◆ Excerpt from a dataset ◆
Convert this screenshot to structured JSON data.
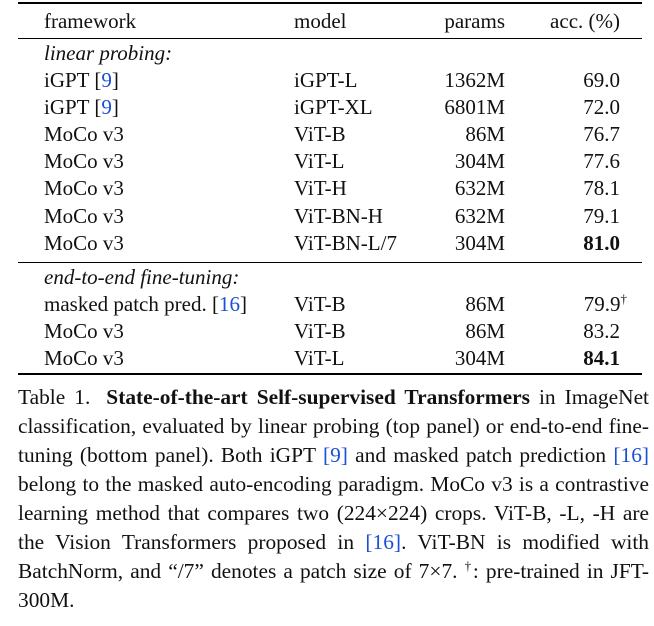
{
  "table": {
    "headers": {
      "framework": "framework",
      "model": "model",
      "params": "params",
      "acc": "acc. (%)"
    },
    "sections": [
      {
        "label": "linear probing:",
        "rows": [
          {
            "framework": "iGPT",
            "ref": "9",
            "model": "iGPT-L",
            "params": "1362M",
            "acc": "69.0",
            "bold": false,
            "dagger": ""
          },
          {
            "framework": "iGPT",
            "ref": "9",
            "model": "iGPT-XL",
            "params": "6801M",
            "acc": "72.0",
            "bold": false,
            "dagger": ""
          },
          {
            "framework": "MoCo v3",
            "ref": "",
            "model": "ViT-B",
            "params": "86M",
            "acc": "76.7",
            "bold": false,
            "dagger": ""
          },
          {
            "framework": "MoCo v3",
            "ref": "",
            "model": "ViT-L",
            "params": "304M",
            "acc": "77.6",
            "bold": false,
            "dagger": ""
          },
          {
            "framework": "MoCo v3",
            "ref": "",
            "model": "ViT-H",
            "params": "632M",
            "acc": "78.1",
            "bold": false,
            "dagger": ""
          },
          {
            "framework": "MoCo v3",
            "ref": "",
            "model": "ViT-BN-H",
            "params": "632M",
            "acc": "79.1",
            "bold": false,
            "dagger": ""
          },
          {
            "framework": "MoCo v3",
            "ref": "",
            "model": "ViT-BN-L/7",
            "params": "304M",
            "acc": "81.0",
            "bold": true,
            "dagger": ""
          }
        ]
      },
      {
        "label": "end-to-end fine-tuning:",
        "rows": [
          {
            "framework": "masked patch pred.",
            "ref": "16",
            "model": "ViT-B",
            "params": "86M",
            "acc": "79.9",
            "bold": false,
            "dagger": "†"
          },
          {
            "framework": "MoCo v3",
            "ref": "",
            "model": "ViT-B",
            "params": "86M",
            "acc": "83.2",
            "bold": false,
            "dagger": ""
          },
          {
            "framework": "MoCo v3",
            "ref": "",
            "model": "ViT-L",
            "params": "304M",
            "acc": "84.1",
            "bold": true,
            "dagger": ""
          }
        ]
      }
    ]
  },
  "caption": {
    "label": "Table 1.",
    "title": "State-of-the-art Self-supervised Transformers",
    "t1": " in ImageNet classification, evaluated by linear probing (top panel) or end-to-end fine-tuning (bottom panel). Both iGPT ",
    "ref1": "[9]",
    "t2": " and masked patch prediction ",
    "ref2": "[16]",
    "t3": " belong to the masked auto-encoding paradigm. MoCo v3 is a contrastive learning method that compares two (224×224) crops. ViT-B, -L, -H are the Vision Transformers proposed in ",
    "ref3": "[16]",
    "t4": ". ViT-BN is modified with BatchNorm, and “/7” denotes a patch size of 7×7. ",
    "dagger": "†",
    "t5": ": pre-trained in JFT-300M."
  }
}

◆ JOB ◆
Omit all pictures while transcribing the entries verbatim.

◆ THE RESULT ◆
Convert this screenshot to structured JSON data.
{
  "table": {
    "headers": {
      "framework": "framework",
      "model": "model",
      "params": "params",
      "acc": "acc. (%)"
    },
    "sections": [
      {
        "label": "linear probing:",
        "rows": [
          {
            "framework": "iGPT",
            "ref": "9",
            "model": "iGPT-L",
            "params": "1362M",
            "acc": "69.0",
            "bold": false,
            "dagger": ""
          },
          {
            "framework": "iGPT",
            "ref": "9",
            "model": "iGPT-XL",
            "params": "6801M",
            "acc": "72.0",
            "bold": false,
            "dagger": ""
          },
          {
            "framework": "MoCo v3",
            "ref": "",
            "model": "ViT-B",
            "params": "86M",
            "acc": "76.7",
            "bold": false,
            "dagger": ""
          },
          {
            "framework": "MoCo v3",
            "ref": "",
            "model": "ViT-L",
            "params": "304M",
            "acc": "77.6",
            "bold": false,
            "dagger": ""
          },
          {
            "framework": "MoCo v3",
            "ref": "",
            "model": "ViT-H",
            "params": "632M",
            "acc": "78.1",
            "bold": false,
            "dagger": ""
          },
          {
            "framework": "MoCo v3",
            "ref": "",
            "model": "ViT-BN-H",
            "params": "632M",
            "acc": "79.1",
            "bold": false,
            "dagger": ""
          },
          {
            "framework": "MoCo v3",
            "ref": "",
            "model": "ViT-BN-L/7",
            "params": "304M",
            "acc": "81.0",
            "bold": true,
            "dagger": ""
          }
        ]
      },
      {
        "label": "end-to-end fine-tuning:",
        "rows": [
          {
            "framework": "masked patch pred.",
            "ref": "16",
            "model": "ViT-B",
            "params": "86M",
            "acc": "79.9",
            "bold": false,
            "dagger": "†"
          },
          {
            "framework": "MoCo v3",
            "ref": "",
            "model": "ViT-B",
            "params": "86M",
            "acc": "83.2",
            "bold": false,
            "dagger": ""
          },
          {
            "framework": "MoCo v3",
            "ref": "",
            "model": "ViT-L",
            "params": "304M",
            "acc": "84.1",
            "bold": true,
            "dagger": ""
          }
        ]
      }
    ]
  },
  "caption": {
    "label": "Table 1.",
    "title": "State-of-the-art Self-supervised Transformers",
    "t1": " in ImageNet classification, evaluated by linear probing (top panel) or end-to-end fine-tuning (bottom panel). Both iGPT ",
    "ref1": "[9]",
    "t2": " and masked patch prediction ",
    "ref2": "[16]",
    "t3": " belong to the masked auto-encoding paradigm. MoCo v3 is a contrastive learning method that compares two (224×224) crops. ViT-B, -L, -H are the Vision Transformers proposed in ",
    "ref3": "[16]",
    "t4": ". ViT-BN is modified with BatchNorm, and “/7” denotes a patch size of 7×7. ",
    "dagger": "†",
    "t5": ": pre-trained in JFT-300M."
  }
}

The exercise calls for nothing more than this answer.